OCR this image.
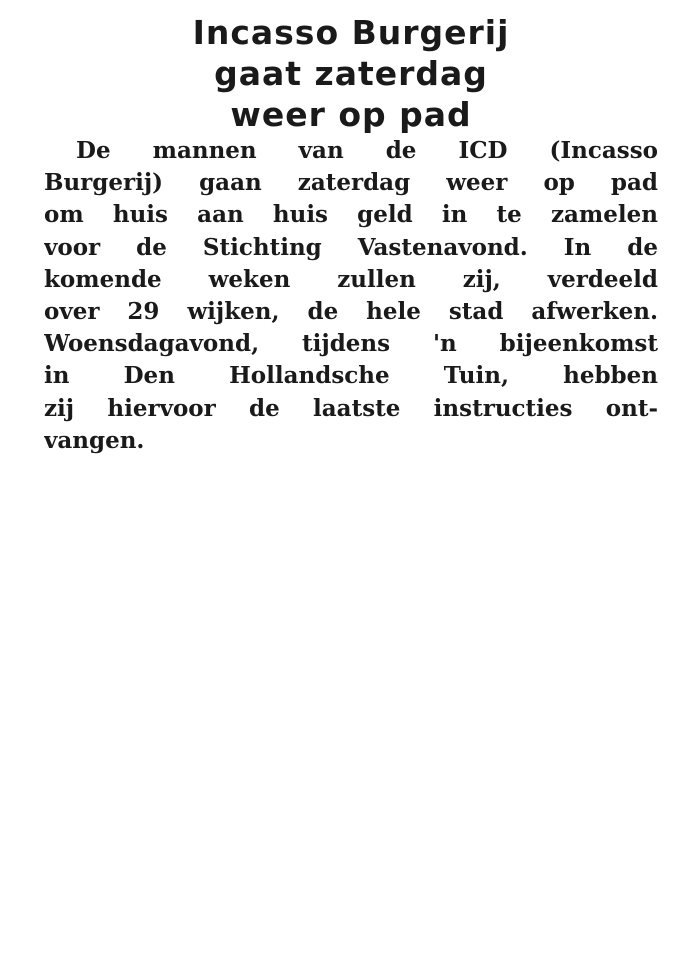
Incasso Burgerij
gaat zaterdag
weer op pad
De mannen van de ICD (Incasso
Burgerij) gaan zaterdag weer op pad
om huis aan huis geld in te zamelen
voor de Stichting Vastenavond. In de
komende weken zullen zij, verdeeld
over 29 wijken, de hele stad afwerken.
Woensdagavond, tijdens 'n bijeenkomst
in Den Hollandsche Tuin, hebben
zij hiervoor de laatste instructies ont-
vangen.
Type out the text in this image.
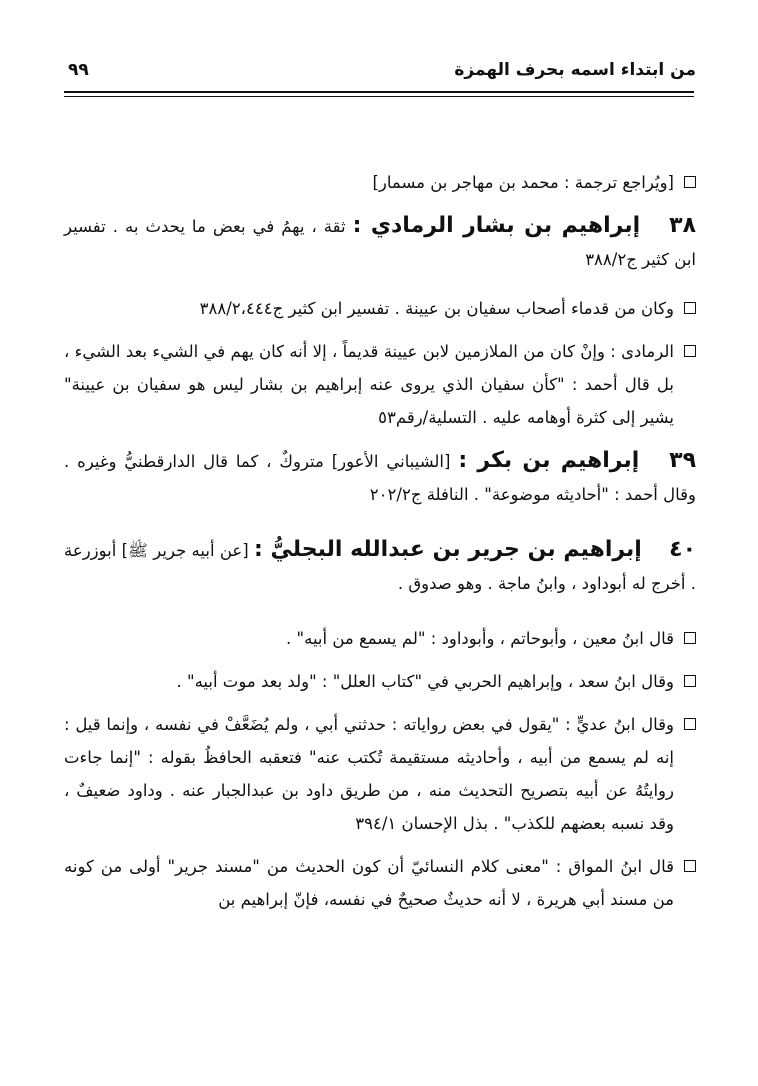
من ابتداء اسمه بحرف الهمزة
٩٩
[ويُراجع ترجمة : محمد بن مهاجر بن مسمار]

٣٨ إبراهيم بن بشار الرمادي : ثقة ، يهمُ في بعض ما يحدث به . تفسير ابن كثير ج٣٨٨/٢

وكان من قدماء أصحاب سفيان بن عيينة . تفسير ابن كثير ج٣٨٨/٢،٤٤٤
الرمادى : وإنْ كان من الملازمين لابن عيينة قديماً ، إلا أنه كان يهم في الشيء بعد الشيء ، بل قال أحمد : "كأن سفيان الذي يروى عنه إبراهيم بن بشار ليس هو سفيان بن عيينة" يشير إلى كثرة أوهامه عليه . التسلية/رقم٥٣

٣٩ إبراهيم بن بكر : [الشيباني الأعور] متروكٌ ، كما قال الدارقطنيُّ وغيره . وقال أحمد : "أحاديثه موضوعة" . النافلة ج٢٠٢/٢

٤٠ إبراهيم بن جرير بن عبدالله البجليُّ : [عن أبيه جرير ﷺ] أبوزرعة . أخرج له أبوداود ، وابنُ ماجة . وهو صدوق .

قال ابنُ معين ، وأبوحاتم ، وأبوداود : "لم يسمع من أبيه" .
وقال ابنُ سعد ، وإبراهيم الحربي في "كتاب العلل" : "ولد بعد موت أبيه" .
وقال ابنُ عديٍّ : "يقول في بعض رواياته : حدثني أبي ، ولم يُضَعَّفْ في نفسه ، وإنما قيل : إنه لم يسمع من أبيه ، وأحاديثه مستقيمة تُكتب عنه" فتعقبه الحافظُ بقوله : "إنما جاءت روايتُهُ عن أبيه بتصريح التحديث منه ، من طريق داود بن عبدالجبار عنه . وداود ضعيفٌ ، وقد نسبه بعضهم للكذب" . بذل الإحسان ٣٩٤/١
قال ابنُ المواق : "معنى كلام النسائيّ أن كون الحديث من "مسند جرير" أولى من كونه من مسند أبي هريرة ، لا أنه حديثٌ صحيحٌ في نفسه، فإنّ إبراهيم بن
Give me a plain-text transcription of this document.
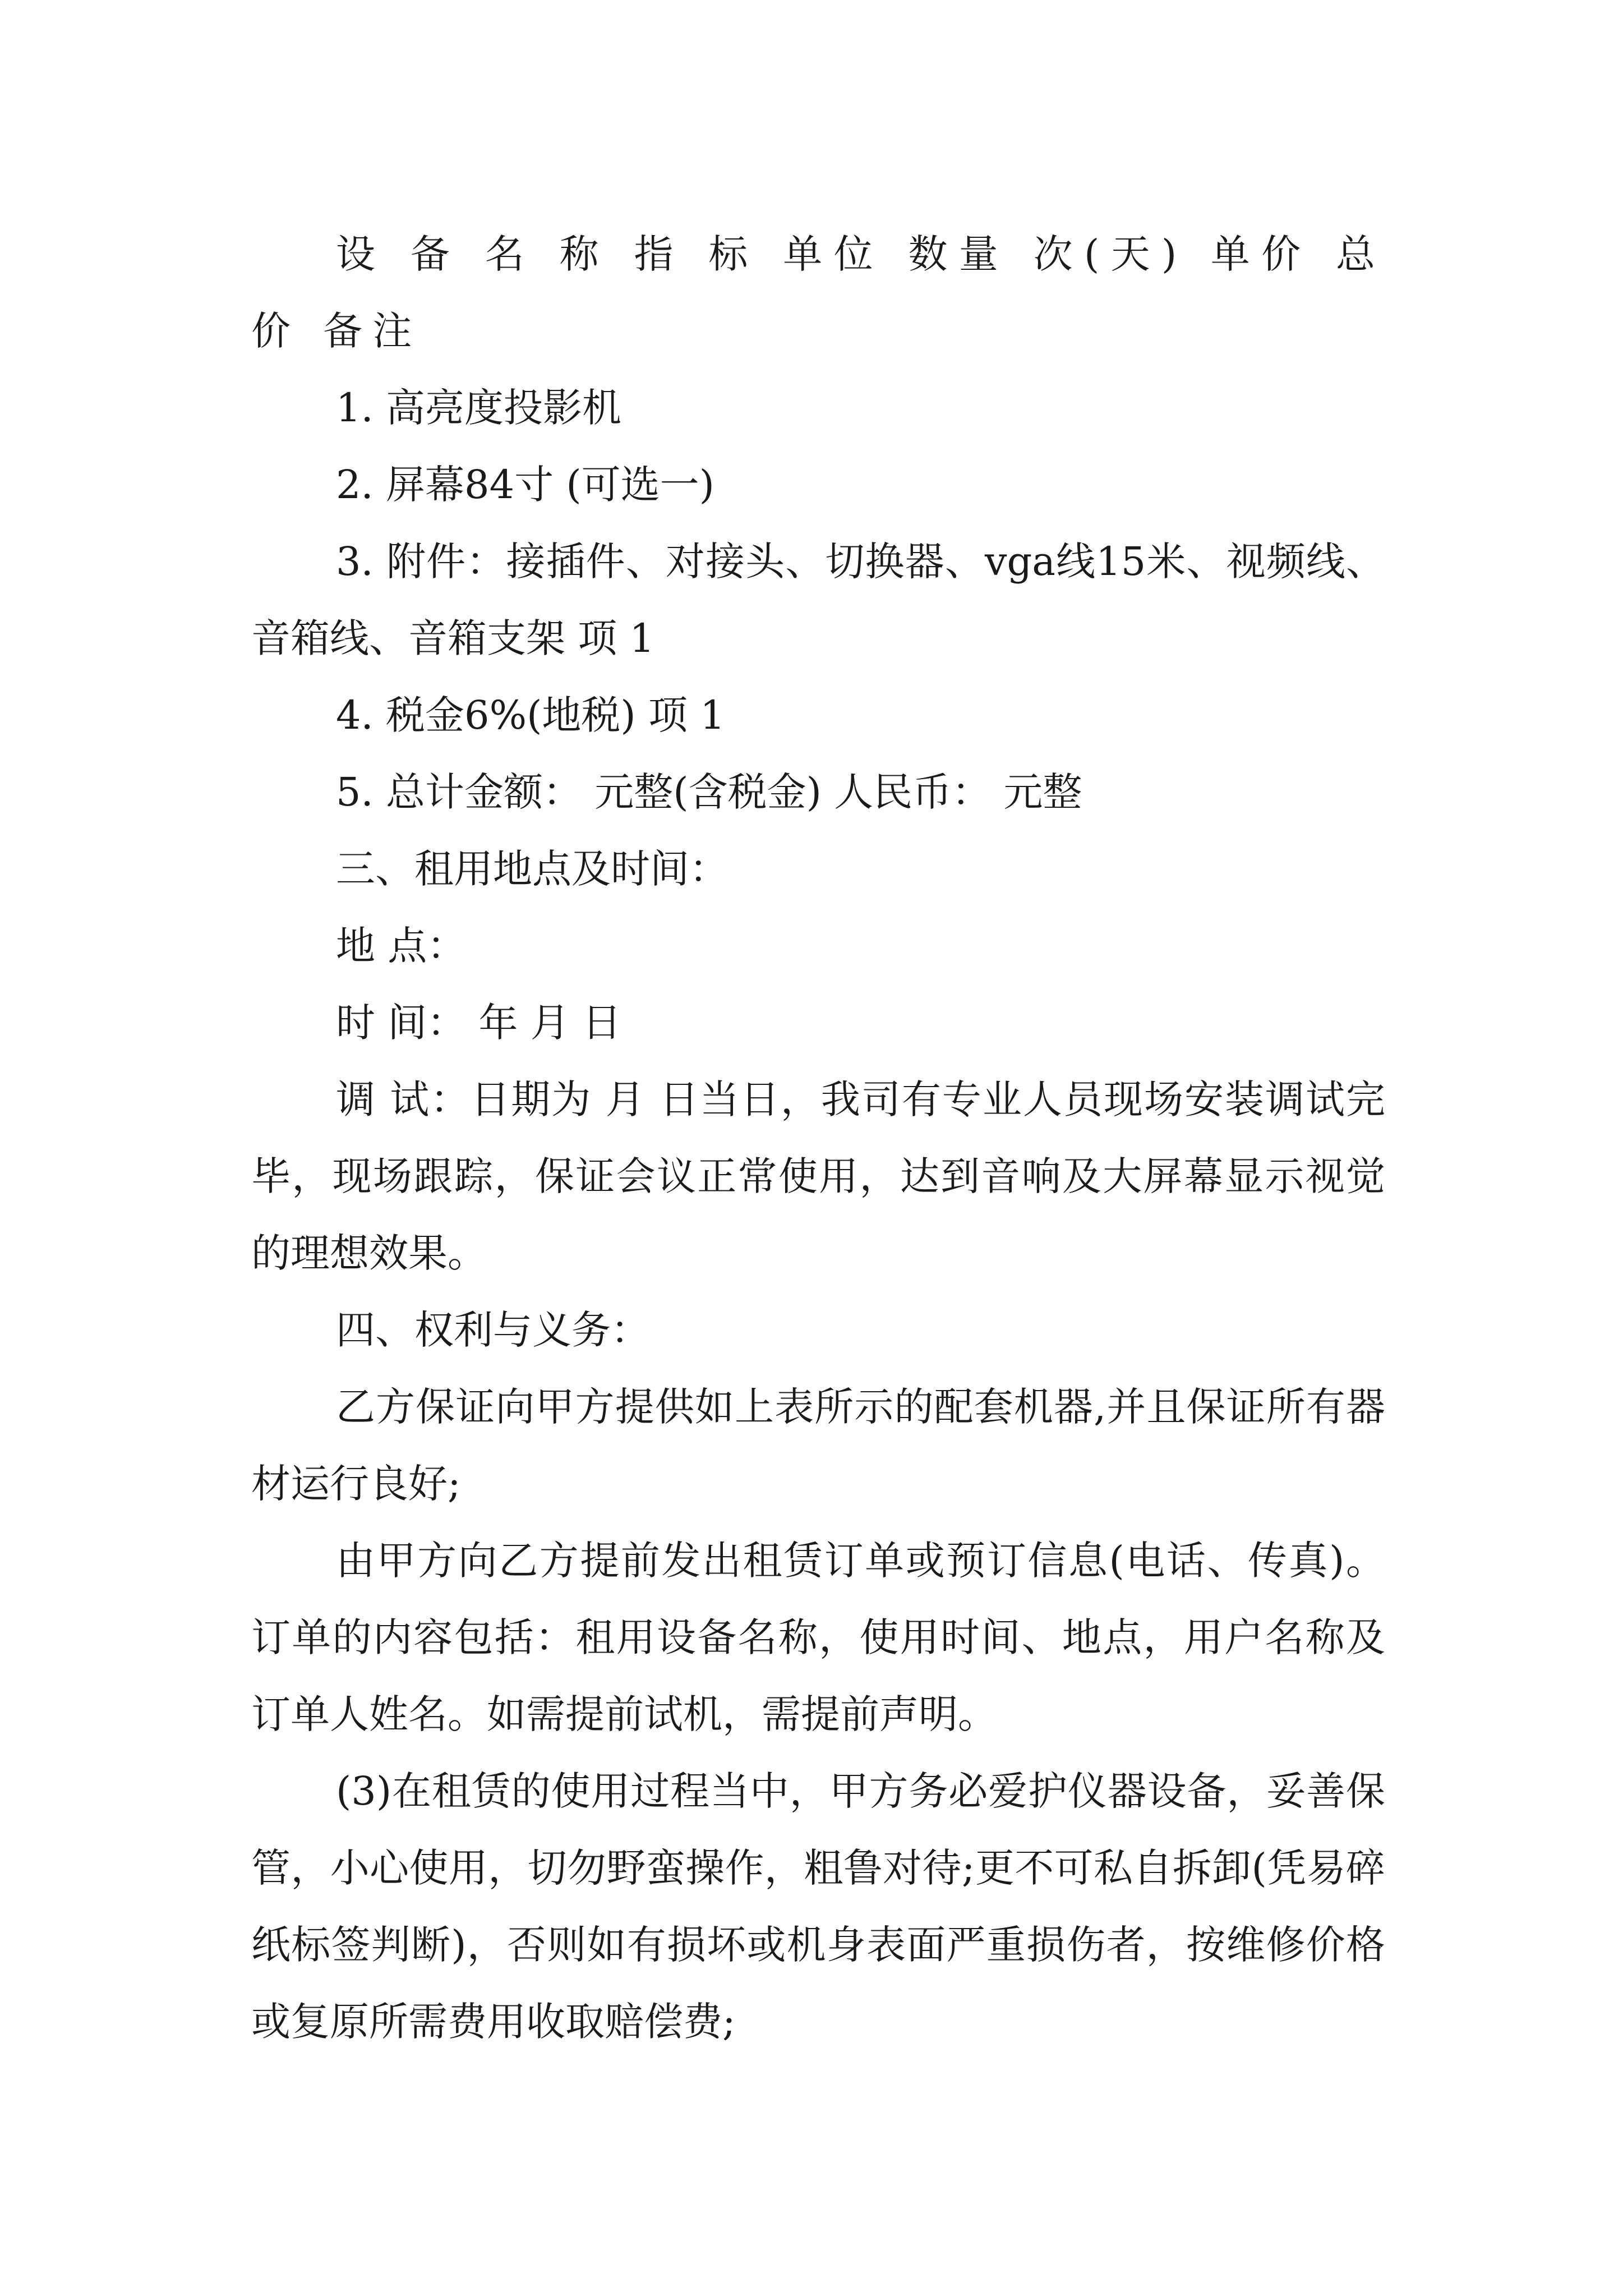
设 备 名 称 指 标 单位 数量 次(天) 单价 总价 备注

1. 高亮度投影机

2. 屏幕84寸 (可选一)

3. 附件：接插件、对接头、切换器、vga线15米、视频线、音箱线、音箱支架 项 1

4. 税金6%(地税) 项 1

5. 总计金额： 元整(含税金) 人民币： 元整

三、租用地点及时间：

地 点：

时 间： 年 月 日

调 试：日期为 月 日当日，我司有专业人员现场安装调试完毕，现场跟踪，保证会议正常使用，达到音响及大屏幕显示视觉的理想效果。

四、权利与义务：

乙方保证向甲方提供如上表所示的配套机器,并且保证所有器材运行良好;

由甲方向乙方提前发出租赁订单或预订信息(电话、传真)。订单的内容包括：租用设备名称，使用时间、地点，用户名称及订单人姓名。如需提前试机，需提前声明。

(3)在租赁的使用过程当中，甲方务必爱护仪器设备，妥善保管，小心使用，切勿野蛮操作，粗鲁对待;更不可私自拆卸(凭易碎纸标签判断)，否则如有损坏或机身表面严重损伤者，按维修价格或复原所需费用收取赔偿费;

■ **Short problem**:
Go through the listing above and return every line where the word "image" occurs.

■ **Correct output**:
OCR this image.
Type out the text in this image.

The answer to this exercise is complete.